§ PAGE EXCERPT:
----

Almost everyone I know from my MFA program has at one point complained of what Gardner calls “aesthetic arthritis.” They write a sentence, then they think about what their workshop would say about that sentence, then they delete the sentence. The very worst workshops I experienced were paralyzing. They made me question not only my approach, but my initial idea: why had I been so pumped about my story in the first place? The worst workshops function like quizzes: what single element is this story missing? The best function like family dinners. They are collaborations.

After all, at the very heart of the writing workshop is discussion. A student submits a work of fiction, and everyone in the class shares their opinions on it. That’s the workshop model. The point is to be exposed to vantage points other than your own. Workshops teach students how to critique fiction. This critical knowledge, in turn, strengthens each student’s own writing. After all, writing is about thinking. Writing is about creating. Discussions build these muscles. The idea is that writers will emerge from workshop with a strengthened sense of their own unique voice and style, and how they want to express it. The best workshops I experienced made me realize things I had not noticed about my own ideas; they made me see gaps in my writing and possibilities I would never have thought of myself. They made me excited to write.

----

§ DATASET ENTRIES:
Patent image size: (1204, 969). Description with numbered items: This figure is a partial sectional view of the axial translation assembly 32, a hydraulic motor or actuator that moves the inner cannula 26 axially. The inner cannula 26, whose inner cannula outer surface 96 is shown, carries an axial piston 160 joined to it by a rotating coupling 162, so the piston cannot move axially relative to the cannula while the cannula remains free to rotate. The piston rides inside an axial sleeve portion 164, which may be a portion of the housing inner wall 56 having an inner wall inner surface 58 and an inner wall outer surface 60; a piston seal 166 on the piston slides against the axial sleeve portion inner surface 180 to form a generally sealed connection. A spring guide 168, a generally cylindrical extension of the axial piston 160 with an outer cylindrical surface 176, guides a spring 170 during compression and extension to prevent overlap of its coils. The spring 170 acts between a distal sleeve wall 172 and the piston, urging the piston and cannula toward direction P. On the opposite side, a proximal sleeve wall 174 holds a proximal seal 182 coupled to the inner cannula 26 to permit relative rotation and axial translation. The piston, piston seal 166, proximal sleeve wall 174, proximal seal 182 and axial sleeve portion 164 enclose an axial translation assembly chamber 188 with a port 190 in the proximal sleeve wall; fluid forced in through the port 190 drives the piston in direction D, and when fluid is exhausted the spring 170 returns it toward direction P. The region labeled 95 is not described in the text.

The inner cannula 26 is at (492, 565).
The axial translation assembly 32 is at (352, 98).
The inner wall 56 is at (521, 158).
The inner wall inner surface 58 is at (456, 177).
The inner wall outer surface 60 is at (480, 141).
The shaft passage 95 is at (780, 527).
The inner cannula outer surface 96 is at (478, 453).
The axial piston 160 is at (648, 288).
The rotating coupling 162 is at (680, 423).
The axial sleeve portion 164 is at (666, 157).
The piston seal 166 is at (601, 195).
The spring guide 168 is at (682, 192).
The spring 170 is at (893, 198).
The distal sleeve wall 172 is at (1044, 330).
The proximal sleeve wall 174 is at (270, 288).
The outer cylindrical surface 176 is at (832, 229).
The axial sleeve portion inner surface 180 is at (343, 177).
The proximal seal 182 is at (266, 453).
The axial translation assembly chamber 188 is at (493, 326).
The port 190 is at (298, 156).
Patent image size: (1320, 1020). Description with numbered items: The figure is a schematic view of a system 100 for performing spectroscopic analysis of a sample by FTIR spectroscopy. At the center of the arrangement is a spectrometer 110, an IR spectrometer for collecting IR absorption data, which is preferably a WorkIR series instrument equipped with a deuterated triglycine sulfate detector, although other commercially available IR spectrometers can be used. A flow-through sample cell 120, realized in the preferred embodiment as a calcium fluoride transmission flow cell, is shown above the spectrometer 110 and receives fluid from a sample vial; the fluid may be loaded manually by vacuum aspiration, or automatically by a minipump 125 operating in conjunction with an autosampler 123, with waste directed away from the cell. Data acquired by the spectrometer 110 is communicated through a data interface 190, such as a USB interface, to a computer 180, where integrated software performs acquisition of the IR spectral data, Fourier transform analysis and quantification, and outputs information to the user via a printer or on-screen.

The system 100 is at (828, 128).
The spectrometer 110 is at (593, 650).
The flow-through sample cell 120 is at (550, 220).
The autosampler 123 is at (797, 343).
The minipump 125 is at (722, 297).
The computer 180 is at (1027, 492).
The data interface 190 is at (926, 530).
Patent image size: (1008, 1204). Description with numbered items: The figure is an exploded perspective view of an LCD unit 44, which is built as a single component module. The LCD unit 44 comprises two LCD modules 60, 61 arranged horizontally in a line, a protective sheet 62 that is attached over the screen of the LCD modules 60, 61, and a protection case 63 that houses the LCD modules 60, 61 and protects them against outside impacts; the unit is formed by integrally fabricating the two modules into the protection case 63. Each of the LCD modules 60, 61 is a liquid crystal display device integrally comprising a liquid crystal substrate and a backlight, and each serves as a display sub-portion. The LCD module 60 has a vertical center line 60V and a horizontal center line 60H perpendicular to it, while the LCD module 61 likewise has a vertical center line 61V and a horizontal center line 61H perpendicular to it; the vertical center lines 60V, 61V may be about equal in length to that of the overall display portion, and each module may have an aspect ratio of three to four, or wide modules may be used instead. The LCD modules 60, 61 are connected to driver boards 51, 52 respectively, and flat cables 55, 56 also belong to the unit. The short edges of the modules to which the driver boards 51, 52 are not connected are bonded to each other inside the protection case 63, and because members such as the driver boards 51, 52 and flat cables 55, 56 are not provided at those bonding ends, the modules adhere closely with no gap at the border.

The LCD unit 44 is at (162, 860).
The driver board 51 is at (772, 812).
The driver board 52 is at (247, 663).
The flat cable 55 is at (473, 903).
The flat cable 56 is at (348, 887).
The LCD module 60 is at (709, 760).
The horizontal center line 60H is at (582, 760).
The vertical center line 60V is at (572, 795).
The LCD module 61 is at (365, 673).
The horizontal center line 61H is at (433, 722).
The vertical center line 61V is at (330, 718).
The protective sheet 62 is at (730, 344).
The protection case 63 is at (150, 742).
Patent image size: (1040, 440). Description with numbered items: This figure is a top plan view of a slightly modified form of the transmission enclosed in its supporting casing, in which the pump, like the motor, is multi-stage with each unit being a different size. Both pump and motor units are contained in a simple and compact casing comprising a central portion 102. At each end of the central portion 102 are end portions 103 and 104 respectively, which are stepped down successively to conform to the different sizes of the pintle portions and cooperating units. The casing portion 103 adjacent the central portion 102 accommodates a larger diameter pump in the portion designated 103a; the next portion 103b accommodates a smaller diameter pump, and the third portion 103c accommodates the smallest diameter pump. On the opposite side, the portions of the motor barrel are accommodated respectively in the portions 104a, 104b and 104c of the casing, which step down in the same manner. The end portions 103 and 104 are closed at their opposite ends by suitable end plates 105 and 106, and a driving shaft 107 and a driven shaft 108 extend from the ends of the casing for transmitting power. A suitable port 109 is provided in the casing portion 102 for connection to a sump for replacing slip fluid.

----

§ GOALS:
1. From the passage on writing workshops, set down the stretch from "After all, at" through "excited to write." word for word.
2. Resume the passage on writing workshops after its final sentence and carry it forward.

§ THE RESULTS:
1.
After all, at the very heart of the writing workshop is discussion. A student submits a work of fiction, and everyone in the class shares their opinions on it. That’s the workshop model. The point is to be exposed to vantage points other than your own. Workshops teach students how to critique fiction. This critical knowledge, in turn, strengthens each student’s own writing. After all, writing is about thinking. Writing is about creating. Discussions build these muscles. The idea is that writers will emerge from workshop with a strengthened sense of their own unique voice and style, and how they want to express it. The best workshops I experienced made me realize things I had not noticed about my own ideas; they made me see gaps in my writing and possibilities I would never have thought of myself. They made me excited to write.

2.
Writing is intellectual, sure. You could study fiction writing all your life. But, at the same time, creativity is primal. It comes from the place in your head before you consider what your workshop will say when your story has no denouement, or is written from the point-of-view of a cereal box, or is all dialogue. The beginnings of stories are sparks. They are magic. They are tiny seeds of ideas. The workshop helps the author figure out how to turn them into the best stories. The workshop should champion this initial excitement: this incredible, unteachable thing.